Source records
======

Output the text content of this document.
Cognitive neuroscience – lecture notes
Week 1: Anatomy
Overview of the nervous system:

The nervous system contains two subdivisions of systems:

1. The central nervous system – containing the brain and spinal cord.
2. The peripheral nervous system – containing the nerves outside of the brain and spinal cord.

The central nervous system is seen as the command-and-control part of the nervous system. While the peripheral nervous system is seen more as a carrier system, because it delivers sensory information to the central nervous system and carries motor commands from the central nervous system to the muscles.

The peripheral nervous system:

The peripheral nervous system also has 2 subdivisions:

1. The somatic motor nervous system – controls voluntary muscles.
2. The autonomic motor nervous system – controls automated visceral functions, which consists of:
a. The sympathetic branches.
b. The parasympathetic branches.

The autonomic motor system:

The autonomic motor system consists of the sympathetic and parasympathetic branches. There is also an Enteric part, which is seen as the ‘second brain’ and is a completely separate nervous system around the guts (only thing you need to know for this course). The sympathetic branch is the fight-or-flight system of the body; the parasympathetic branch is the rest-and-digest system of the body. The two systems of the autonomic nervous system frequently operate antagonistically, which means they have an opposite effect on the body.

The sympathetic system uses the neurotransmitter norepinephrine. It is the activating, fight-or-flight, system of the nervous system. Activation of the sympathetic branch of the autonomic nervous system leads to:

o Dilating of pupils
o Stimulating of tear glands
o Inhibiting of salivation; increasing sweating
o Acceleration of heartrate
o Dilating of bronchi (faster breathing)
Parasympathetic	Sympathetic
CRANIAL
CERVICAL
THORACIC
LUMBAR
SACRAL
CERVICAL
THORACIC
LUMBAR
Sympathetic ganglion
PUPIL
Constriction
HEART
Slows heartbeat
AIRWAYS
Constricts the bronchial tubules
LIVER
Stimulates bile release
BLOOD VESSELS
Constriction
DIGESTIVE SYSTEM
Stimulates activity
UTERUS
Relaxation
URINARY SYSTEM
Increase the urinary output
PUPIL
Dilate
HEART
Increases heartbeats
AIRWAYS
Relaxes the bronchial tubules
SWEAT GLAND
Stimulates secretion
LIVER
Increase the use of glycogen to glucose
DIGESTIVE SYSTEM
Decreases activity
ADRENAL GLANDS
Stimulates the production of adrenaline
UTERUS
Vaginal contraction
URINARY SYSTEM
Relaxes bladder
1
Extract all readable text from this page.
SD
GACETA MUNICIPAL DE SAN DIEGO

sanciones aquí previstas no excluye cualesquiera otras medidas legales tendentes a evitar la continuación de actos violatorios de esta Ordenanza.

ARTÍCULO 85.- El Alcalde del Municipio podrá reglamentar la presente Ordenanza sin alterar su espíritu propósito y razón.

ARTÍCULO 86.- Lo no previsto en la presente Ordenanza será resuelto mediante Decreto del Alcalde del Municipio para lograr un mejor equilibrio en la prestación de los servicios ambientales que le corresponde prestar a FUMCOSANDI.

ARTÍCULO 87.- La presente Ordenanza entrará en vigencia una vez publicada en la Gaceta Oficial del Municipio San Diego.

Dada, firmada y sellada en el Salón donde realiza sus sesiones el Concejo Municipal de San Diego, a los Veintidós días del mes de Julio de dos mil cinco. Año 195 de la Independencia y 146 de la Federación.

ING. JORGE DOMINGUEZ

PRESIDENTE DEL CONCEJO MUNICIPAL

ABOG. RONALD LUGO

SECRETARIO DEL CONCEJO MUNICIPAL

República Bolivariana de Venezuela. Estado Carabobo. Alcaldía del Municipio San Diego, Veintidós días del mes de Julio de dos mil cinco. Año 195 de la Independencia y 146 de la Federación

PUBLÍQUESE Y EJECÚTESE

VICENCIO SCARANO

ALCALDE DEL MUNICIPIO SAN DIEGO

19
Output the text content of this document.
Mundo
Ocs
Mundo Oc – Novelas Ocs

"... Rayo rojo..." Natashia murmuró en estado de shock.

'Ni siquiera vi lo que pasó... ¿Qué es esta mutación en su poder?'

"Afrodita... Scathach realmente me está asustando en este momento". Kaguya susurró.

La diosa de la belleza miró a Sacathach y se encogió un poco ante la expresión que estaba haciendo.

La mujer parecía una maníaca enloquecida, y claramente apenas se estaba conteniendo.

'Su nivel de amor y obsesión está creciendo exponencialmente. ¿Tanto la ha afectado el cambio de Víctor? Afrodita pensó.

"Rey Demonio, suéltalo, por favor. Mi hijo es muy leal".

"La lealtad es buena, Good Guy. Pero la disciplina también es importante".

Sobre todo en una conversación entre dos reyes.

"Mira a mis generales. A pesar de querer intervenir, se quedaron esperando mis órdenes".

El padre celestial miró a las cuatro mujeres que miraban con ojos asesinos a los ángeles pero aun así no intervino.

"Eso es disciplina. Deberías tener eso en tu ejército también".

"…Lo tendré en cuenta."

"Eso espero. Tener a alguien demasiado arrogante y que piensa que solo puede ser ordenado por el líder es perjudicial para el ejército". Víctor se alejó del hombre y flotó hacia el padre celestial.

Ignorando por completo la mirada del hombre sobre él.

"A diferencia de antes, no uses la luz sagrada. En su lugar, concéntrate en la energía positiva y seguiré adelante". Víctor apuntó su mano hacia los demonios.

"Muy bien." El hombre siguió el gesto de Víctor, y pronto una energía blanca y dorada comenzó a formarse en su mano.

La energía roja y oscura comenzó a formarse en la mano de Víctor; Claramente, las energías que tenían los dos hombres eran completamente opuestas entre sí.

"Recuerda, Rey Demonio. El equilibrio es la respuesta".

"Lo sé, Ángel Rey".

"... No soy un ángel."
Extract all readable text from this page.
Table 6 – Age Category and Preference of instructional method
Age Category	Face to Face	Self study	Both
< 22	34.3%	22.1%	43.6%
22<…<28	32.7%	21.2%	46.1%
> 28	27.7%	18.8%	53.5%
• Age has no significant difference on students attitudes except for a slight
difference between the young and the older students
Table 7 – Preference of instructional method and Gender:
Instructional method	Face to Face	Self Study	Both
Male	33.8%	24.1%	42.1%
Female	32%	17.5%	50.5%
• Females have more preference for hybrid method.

======

> Written instruction
Using the material above, print every entry exactly as written.

> The result
Output the text content of this document.
Cognitive neuroscience – lecture notes
Week 1: Anatomy
Overview of the nervous system:

The nervous system contains two subdivisions of systems:

1. The central nervous system – containing the brain and spinal cord.
2. The peripheral nervous system – containing the nerves outside of the brain and spinal cord.

The central nervous system is seen as the command-and-control part of the nervous system. While the peripheral nervous system is seen more as a carrier system, because it delivers sensory information to the central nervous system and carries motor commands from the central nervous system to the muscles.

The peripheral nervous system:

The peripheral nervous system also has 2 subdivisions:

1. The somatic motor nervous system – controls voluntary muscles.
2. The autonomic motor nervous system – controls automated visceral functions, which consists of:
a. The sympathetic branches.
b. The parasympathetic branches.

The autonomic motor system:

The autonomic motor system consists of the sympathetic and parasympathetic branches. There is also an Enteric part, which is seen as the ‘second brain’ and is a completely separate nervous system around the guts (only thing you need to know for this course). The sympathetic branch is the fight-or-flight system of the body; the parasympathetic branch is the rest-and-digest system of the body. The two systems of the autonomic nervous system frequently operate antagonistically, which means they have an opposite effect on the body.

The sympathetic system uses the neurotransmitter norepinephrine. It is the activating, fight-or-flight, system of the nervous system. Activation of the sympathetic branch of the autonomic nervous system leads to:

o Dilating of pupils
o Stimulating of tear glands
o Inhibiting of salivation; increasing sweating
o Acceleration of heartrate
o Dilating of bronchi (faster breathing)
Parasympathetic	Sympathetic
CRANIAL
CERVICAL
THORACIC
LUMBAR
SACRAL
CERVICAL
THORACIC
LUMBAR
Sympathetic ganglion
PUPIL
Constriction
HEART
Slows heartbeat
AIRWAYS
Constricts the bronchial tubules
LIVER
Stimulates bile release
BLOOD VESSELS
Constriction
DIGESTIVE SYSTEM
Stimulates activity
UTERUS
Relaxation
URINARY SYSTEM
Increase the urinary output
PUPIL
Dilate
HEART
Increases heartbeats
AIRWAYS
Relaxes the bronchial tubules
SWEAT GLAND
Stimulates secretion
LIVER
Increase the use of glycogen to glucose
DIGESTIVE SYSTEM
Decreases activity
ADRENAL GLANDS
Stimulates the production of adrenaline
UTERUS
Vaginal contraction
URINARY SYSTEM
Relaxes bladder
1
Extract all readable text from this page.
SD
GACETA MUNICIPAL DE SAN DIEGO

sanciones aquí previstas no excluye cualesquiera otras medidas legales tendentes a evitar la continuación de actos violatorios de esta Ordenanza.

ARTÍCULO 85.- El Alcalde del Municipio podrá reglamentar la presente Ordenanza sin alterar su espíritu propósito y razón.

ARTÍCULO 86.- Lo no previsto en la presente Ordenanza será resuelto mediante Decreto del Alcalde del Municipio para lograr un mejor equilibrio en la prestación de los servicios ambientales que le corresponde prestar a FUMCOSANDI.

ARTÍCULO 87.- La presente Ordenanza entrará en vigencia una vez publicada en la Gaceta Oficial del Municipio San Diego.

Dada, firmada y sellada en el Salón donde realiza sus sesiones el Concejo Municipal de San Diego, a los Veintidós días del mes de Julio de dos mil cinco. Año 195 de la Independencia y 146 de la Federación.

ING. JORGE DOMINGUEZ

PRESIDENTE DEL CONCEJO MUNICIPAL

ABOG. RONALD LUGO

SECRETARIO DEL CONCEJO MUNICIPAL

República Bolivariana de Venezuela. Estado Carabobo. Alcaldía del Municipio San Diego, Veintidós días del mes de Julio de dos mil cinco. Año 195 de la Independencia y 146 de la Federación

PUBLÍQUESE Y EJECÚTESE

VICENCIO SCARANO

ALCALDE DEL MUNICIPIO SAN DIEGO

19
Output the text content of this document.
Mundo
Ocs
Mundo Oc – Novelas Ocs

"... Rayo rojo..." Natashia murmuró en estado de shock.

'Ni siquiera vi lo que pasó... ¿Qué es esta mutación en su poder?'

"Afrodita... Scathach realmente me está asustando en este momento". Kaguya susurró.

La diosa de la belleza miró a Sacathach y se encogió un poco ante la expresión que estaba haciendo.

La mujer parecía una maníaca enloquecida, y claramente apenas se estaba conteniendo.

'Su nivel de amor y obsesión está creciendo exponencialmente. ¿Tanto la ha afectado el cambio de Víctor? Afrodita pensó.

"Rey Demonio, suéltalo, por favor. Mi hijo es muy leal".

"La lealtad es buena, Good Guy. Pero la disciplina también es importante".

Sobre todo en una conversación entre dos reyes.

"Mira a mis generales. A pesar de querer intervenir, se quedaron esperando mis órdenes".

El padre celestial miró a las cuatro mujeres que miraban con ojos asesinos a los ángeles pero aun así no intervino.

"Eso es disciplina. Deberías tener eso en tu ejército también".

"…Lo tendré en cuenta."

"Eso espero. Tener a alguien demasiado arrogante y que piensa que solo puede ser ordenado por el líder es perjudicial para el ejército". Víctor se alejó del hombre y flotó hacia el padre celestial.

Ignorando por completo la mirada del hombre sobre él.

"A diferencia de antes, no uses la luz sagrada. En su lugar, concéntrate en la energía positiva y seguiré adelante". Víctor apuntó su mano hacia los demonios.

"Muy bien." El hombre siguió el gesto de Víctor, y pronto una energía blanca y dorada comenzó a formarse en su mano.

La energía roja y oscura comenzó a formarse en la mano de Víctor; Claramente, las energías que tenían los dos hombres eran completamente opuestas entre sí.

"Recuerda, Rey Demonio. El equilibrio es la respuesta".

"Lo sé, Ángel Rey".

"... No soy un ángel."
Extract all readable text from this page.
Table 6 – Age Category and Preference of instructional method
Age Category	Face to Face	Self study	Both
< 22	34.3%	22.1%	43.6%
22<…<28	32.7%	21.2%	46.1%
> 28	27.7%	18.8%	53.5%
• Age has no significant difference on students attitudes except for a slight
difference between the young and the older students
Table 7 – Preference of instructional method and Gender:
Instructional method	Face to Face	Self Study	Both
Male	33.8%	24.1%	42.1%
Female	32%	17.5%	50.5%
• Females have more preference for hybrid method.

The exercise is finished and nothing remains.